### Direction
Spot every line with the word "color" and return it.

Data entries
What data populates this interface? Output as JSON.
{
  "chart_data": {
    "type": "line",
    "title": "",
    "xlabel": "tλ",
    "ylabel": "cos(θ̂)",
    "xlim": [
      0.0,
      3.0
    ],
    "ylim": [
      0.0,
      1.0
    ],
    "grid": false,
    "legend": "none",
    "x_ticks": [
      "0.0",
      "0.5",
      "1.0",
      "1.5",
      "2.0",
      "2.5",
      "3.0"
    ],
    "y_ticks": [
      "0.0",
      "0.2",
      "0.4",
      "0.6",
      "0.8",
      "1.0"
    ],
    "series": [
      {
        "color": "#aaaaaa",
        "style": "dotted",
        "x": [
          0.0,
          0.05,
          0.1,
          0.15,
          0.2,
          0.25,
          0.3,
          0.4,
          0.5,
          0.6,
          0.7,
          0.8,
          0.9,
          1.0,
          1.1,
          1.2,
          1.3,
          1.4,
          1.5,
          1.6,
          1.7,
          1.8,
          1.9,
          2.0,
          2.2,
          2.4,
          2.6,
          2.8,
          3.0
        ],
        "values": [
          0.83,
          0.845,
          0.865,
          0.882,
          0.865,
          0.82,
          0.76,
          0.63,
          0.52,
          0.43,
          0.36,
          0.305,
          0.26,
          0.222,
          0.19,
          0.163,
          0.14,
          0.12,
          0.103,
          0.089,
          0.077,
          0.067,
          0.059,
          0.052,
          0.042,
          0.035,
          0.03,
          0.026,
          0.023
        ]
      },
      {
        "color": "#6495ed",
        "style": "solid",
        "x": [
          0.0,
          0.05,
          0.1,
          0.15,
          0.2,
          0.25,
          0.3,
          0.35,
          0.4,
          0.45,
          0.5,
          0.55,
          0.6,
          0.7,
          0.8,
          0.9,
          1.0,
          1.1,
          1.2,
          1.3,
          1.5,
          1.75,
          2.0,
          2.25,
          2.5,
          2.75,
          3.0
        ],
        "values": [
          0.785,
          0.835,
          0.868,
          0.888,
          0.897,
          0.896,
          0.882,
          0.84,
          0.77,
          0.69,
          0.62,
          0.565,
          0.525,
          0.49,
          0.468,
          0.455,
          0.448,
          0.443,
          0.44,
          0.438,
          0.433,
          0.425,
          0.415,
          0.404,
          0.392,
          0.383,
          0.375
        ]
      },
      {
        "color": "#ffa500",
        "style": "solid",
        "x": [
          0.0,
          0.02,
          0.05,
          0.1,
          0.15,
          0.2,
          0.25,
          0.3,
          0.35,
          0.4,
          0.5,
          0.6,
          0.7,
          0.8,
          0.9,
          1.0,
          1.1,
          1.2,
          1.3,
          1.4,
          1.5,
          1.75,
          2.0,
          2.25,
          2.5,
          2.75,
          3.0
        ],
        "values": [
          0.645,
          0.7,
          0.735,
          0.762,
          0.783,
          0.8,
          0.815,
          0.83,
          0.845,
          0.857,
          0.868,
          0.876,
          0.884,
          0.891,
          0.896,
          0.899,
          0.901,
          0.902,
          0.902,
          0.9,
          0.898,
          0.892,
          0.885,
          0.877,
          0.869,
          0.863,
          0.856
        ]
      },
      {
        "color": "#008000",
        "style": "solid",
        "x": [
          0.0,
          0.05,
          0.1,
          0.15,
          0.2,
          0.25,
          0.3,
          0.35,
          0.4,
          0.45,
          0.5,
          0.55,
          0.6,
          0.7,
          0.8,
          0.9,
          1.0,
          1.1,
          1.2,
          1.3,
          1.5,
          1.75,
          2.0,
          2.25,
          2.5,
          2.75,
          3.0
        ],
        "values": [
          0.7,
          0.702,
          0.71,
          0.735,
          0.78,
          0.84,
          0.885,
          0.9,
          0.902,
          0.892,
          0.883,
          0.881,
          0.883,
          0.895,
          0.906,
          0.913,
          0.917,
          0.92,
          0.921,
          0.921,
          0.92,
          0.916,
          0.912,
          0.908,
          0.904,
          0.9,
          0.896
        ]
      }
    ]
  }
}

### Written solution
        "color": "#aaaaaa",
        "color": "#6495ed",
        "color": "#ffa500",
        "color": "#008000",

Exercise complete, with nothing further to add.